REQUEST: Gather up every line from the entries below that uses the word "name".

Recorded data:

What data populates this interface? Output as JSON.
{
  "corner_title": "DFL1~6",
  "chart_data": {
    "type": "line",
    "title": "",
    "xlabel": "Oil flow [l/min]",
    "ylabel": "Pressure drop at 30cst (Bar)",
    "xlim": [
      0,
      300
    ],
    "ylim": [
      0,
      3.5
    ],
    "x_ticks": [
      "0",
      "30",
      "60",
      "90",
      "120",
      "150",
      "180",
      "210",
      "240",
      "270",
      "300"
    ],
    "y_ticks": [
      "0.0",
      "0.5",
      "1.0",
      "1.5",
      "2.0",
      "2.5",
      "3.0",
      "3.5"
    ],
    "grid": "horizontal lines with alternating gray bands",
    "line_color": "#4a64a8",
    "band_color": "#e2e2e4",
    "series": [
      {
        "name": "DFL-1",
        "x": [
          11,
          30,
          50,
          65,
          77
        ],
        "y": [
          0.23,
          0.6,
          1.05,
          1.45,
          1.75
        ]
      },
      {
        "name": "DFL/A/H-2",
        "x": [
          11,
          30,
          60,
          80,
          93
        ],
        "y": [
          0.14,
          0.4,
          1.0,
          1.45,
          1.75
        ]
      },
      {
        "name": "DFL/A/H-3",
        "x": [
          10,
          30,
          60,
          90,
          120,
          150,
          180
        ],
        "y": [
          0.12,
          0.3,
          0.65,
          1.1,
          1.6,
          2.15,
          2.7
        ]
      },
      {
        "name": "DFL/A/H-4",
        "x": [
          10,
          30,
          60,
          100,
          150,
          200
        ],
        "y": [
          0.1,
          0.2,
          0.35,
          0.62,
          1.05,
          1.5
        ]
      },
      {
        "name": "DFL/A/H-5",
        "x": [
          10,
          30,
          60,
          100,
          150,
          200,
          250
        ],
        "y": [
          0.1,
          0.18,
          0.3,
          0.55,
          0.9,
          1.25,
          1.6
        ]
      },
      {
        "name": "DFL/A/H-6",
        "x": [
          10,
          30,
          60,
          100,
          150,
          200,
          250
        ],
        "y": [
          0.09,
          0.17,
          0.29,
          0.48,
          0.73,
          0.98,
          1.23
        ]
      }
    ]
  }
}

--

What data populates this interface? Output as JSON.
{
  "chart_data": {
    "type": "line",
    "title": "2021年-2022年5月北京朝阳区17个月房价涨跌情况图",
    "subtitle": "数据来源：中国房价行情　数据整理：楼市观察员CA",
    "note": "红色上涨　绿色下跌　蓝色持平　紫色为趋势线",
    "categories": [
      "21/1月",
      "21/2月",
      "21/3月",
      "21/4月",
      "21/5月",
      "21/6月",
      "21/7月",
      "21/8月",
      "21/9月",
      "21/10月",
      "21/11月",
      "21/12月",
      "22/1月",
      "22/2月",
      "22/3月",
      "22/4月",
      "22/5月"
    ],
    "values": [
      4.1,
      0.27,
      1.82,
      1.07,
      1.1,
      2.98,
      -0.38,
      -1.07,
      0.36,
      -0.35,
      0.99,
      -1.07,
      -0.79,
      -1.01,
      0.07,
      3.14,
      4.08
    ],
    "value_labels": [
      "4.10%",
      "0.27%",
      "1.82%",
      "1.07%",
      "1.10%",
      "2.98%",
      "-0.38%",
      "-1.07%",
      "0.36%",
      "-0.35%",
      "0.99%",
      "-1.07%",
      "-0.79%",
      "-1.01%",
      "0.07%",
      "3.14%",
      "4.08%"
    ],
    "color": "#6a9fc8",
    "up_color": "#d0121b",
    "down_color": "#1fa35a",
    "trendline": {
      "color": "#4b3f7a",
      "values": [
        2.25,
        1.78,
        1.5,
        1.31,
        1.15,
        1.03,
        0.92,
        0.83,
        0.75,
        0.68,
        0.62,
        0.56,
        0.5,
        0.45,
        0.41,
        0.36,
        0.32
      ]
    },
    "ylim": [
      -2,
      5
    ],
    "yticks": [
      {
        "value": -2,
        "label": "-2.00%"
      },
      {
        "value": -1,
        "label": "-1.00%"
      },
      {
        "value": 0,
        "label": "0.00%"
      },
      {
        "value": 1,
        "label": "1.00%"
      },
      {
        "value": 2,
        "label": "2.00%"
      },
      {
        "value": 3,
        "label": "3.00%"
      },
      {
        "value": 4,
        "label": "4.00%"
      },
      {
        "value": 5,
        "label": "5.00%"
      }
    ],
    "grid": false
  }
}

PROBLEM SOLUTION:
        "name": "DFL-1",
        "name": "DFL/A/H-2",
        "name": "DFL/A/H-3",
        "name": "DFL/A/H-4",
        "name": "DFL/A/H-5",
        "name": "DFL/A/H-6",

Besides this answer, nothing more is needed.